#### Stated problem
Reproduce the forum thread starting with "## JerryBruck (Mar" and going on through "wickidwombat (Mar 23, 2012)", swapping "Sign of the times" for "Mark of the era".

## start Excerpted passage

# Heading to London, mate? Better keep your lens cap on!



## JerryBruck (Mar 19, 2012)

Sign of the times:
http://www.guardian.co.uk/uk/2012/mar/19/police-payout-student-arrested-filming


----------



## wickidwombat (Mar 23, 2012)

I wonder with the olympics coming up if the authorities are going to put these power tripping lunatics on leashes otherwise it could put a serious dent in the UK international reputation


----------



## nikkito (Mar 23, 2012)

Maybe she was using a Nikon or a Pentax? In that case the police did what they had to do


----------



## nikkito (Mar 23, 2012)

Or maybe they don't want any competition since you are being filmed with this small annoying cameras even in the bathroom. I love London, is my favorite city along with Buenos Aires, but the whole big brother thing is uncomfortable.


----------



## kdsand (Mar 23, 2012)

I imagine the terrorist handbook says *do not be conspicuous* probly even in bold letters.

I will use tact. I will respect people's privacy. I will not be bullied though and that's what it amounts to even here in the states.

Harassing photographers accomplishes nothing. How many terrorist have they actually found masquerading as photographers?


----------



## kdsand (Mar 23, 2012)

nikkito said:


> Or maybe they don't want any competition since you are being filmed with this small annoying cameras even in the bathroom. I love London, is my favorite city along with Buenos Aires, but the whole big brother thing is uncomfortable.

## end Excerpted passage
## start Records shown

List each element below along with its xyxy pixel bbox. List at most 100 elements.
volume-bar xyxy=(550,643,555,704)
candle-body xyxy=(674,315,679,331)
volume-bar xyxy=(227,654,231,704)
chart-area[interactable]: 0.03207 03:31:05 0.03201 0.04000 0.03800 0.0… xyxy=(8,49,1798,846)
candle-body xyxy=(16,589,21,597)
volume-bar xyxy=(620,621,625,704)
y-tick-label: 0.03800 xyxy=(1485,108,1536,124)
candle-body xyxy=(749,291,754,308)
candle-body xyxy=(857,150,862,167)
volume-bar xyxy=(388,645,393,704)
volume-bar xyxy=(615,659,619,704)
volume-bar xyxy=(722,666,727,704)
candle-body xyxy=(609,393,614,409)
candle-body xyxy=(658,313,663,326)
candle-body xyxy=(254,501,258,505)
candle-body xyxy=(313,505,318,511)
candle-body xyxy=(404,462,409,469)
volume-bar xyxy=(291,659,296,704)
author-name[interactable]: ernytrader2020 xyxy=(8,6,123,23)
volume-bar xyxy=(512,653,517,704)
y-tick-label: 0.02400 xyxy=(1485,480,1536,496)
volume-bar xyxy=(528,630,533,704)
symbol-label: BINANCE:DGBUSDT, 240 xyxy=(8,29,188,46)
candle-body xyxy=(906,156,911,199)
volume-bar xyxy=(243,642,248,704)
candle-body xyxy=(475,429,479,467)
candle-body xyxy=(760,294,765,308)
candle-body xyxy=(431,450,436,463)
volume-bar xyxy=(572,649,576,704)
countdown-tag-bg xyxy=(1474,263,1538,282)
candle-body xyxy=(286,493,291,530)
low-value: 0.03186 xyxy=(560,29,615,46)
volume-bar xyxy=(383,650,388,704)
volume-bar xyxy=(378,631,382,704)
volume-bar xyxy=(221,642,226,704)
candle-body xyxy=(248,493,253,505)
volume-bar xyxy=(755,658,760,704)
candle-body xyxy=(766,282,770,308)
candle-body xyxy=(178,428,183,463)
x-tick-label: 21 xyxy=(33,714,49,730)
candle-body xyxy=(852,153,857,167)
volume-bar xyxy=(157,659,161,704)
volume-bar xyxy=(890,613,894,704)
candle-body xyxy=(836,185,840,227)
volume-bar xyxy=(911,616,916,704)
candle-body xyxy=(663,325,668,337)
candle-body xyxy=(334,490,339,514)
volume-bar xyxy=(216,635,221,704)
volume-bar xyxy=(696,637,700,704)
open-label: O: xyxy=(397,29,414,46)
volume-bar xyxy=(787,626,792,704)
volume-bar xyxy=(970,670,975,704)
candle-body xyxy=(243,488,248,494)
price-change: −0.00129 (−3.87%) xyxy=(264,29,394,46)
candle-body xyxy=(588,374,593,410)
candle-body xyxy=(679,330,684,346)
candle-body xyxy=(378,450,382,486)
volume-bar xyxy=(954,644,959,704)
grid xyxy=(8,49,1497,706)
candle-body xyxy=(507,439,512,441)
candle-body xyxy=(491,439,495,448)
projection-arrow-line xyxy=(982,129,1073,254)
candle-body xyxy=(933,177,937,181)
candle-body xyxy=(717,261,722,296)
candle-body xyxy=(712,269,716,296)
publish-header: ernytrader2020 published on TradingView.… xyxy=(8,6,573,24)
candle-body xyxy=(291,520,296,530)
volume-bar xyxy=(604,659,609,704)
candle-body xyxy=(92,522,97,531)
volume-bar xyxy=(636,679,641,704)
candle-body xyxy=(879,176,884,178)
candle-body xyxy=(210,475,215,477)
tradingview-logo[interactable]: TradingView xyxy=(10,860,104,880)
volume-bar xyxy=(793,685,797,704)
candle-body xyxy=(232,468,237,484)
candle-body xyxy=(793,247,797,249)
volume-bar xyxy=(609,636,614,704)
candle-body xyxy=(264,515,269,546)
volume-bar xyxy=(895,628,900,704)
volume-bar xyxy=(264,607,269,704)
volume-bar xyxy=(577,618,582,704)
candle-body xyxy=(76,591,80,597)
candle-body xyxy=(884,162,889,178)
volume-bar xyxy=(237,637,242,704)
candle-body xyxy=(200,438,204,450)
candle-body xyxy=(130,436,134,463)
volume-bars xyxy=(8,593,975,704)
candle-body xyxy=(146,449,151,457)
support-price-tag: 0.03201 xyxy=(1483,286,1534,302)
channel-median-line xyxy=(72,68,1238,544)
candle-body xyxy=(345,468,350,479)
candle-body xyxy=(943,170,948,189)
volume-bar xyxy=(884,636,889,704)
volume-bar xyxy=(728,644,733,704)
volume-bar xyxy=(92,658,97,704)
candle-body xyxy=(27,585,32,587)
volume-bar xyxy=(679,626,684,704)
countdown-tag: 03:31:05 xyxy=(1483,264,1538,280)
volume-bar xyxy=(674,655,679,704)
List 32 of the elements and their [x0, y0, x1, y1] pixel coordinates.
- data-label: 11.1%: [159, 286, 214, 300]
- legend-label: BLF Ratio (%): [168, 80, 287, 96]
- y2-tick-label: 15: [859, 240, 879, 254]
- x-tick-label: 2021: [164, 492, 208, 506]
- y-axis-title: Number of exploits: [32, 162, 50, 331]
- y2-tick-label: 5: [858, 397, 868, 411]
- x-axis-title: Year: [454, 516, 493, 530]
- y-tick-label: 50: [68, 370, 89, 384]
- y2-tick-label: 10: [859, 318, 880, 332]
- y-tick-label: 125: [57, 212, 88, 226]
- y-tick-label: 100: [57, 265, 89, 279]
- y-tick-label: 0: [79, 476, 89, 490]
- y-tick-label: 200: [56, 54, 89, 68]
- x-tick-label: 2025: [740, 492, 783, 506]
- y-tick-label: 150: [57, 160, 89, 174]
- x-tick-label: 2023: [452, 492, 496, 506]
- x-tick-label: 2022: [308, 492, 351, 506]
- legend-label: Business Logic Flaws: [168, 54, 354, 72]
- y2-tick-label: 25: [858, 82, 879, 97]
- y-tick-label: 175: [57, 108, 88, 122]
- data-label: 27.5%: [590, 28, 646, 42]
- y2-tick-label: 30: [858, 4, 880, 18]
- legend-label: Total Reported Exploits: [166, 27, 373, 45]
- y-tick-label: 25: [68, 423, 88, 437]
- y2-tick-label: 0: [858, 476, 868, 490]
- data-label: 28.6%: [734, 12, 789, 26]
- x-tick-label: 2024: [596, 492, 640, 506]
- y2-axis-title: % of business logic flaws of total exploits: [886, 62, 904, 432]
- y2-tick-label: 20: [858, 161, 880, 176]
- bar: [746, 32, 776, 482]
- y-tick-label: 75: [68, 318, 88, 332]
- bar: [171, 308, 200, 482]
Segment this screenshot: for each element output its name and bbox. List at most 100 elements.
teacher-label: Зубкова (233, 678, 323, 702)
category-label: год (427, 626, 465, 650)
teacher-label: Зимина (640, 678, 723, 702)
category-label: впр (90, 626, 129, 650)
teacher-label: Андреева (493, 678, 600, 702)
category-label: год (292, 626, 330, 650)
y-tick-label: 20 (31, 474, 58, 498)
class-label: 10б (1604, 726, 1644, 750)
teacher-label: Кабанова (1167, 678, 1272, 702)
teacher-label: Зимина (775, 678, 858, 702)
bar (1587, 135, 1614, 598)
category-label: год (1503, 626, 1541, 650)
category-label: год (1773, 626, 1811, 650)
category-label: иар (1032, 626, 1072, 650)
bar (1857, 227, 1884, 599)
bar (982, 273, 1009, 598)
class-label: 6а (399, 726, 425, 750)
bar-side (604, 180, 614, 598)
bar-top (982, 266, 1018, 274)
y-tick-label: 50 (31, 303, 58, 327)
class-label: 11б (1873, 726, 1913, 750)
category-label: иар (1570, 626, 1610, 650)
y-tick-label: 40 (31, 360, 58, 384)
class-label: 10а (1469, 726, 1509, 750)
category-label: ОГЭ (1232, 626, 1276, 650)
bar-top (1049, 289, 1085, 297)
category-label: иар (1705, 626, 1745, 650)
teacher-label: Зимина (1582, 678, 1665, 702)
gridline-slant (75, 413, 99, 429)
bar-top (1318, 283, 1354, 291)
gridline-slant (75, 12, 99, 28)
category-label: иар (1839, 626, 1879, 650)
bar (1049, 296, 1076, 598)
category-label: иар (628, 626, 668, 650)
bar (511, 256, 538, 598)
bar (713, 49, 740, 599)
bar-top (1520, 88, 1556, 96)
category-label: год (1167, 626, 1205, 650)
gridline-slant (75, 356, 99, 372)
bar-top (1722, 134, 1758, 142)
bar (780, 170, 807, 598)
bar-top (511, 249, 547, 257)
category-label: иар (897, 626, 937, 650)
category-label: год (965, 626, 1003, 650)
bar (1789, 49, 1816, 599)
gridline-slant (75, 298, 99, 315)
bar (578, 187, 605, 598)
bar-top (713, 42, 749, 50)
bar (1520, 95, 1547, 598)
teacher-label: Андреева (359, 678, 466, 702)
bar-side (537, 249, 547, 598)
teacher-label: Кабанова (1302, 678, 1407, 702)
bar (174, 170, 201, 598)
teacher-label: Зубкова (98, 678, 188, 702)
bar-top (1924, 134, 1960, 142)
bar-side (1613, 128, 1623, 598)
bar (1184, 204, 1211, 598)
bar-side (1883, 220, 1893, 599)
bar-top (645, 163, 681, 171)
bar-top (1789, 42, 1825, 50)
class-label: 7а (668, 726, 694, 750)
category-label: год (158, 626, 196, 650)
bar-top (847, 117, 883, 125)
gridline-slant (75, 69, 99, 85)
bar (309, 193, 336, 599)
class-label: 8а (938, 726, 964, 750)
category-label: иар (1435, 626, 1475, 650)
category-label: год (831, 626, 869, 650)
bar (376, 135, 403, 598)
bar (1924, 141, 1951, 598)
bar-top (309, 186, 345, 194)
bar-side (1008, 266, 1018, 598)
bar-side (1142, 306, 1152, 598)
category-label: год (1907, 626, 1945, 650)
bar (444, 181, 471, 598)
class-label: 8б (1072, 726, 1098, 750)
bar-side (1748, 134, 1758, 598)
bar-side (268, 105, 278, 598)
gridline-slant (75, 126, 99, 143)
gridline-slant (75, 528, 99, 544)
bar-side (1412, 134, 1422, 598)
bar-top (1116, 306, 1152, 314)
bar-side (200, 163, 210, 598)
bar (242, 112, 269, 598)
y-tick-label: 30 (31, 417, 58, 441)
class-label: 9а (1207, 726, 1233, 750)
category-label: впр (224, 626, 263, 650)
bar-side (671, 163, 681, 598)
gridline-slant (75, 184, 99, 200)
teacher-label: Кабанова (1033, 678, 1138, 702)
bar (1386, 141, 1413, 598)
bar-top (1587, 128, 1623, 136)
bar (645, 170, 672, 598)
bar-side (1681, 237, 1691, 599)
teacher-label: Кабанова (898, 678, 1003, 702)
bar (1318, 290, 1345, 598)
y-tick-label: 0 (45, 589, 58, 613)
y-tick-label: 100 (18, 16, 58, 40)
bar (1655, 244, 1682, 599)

## end Records shown

#### Task answer
## JerryBruck (Mar 19, 2012)

Mark of the era:
http://www.guardian.co.uk/uk/2012/mar/19/police-payout-student-arrested-filming


----------



## wickidwombat (Mar 23, 2012)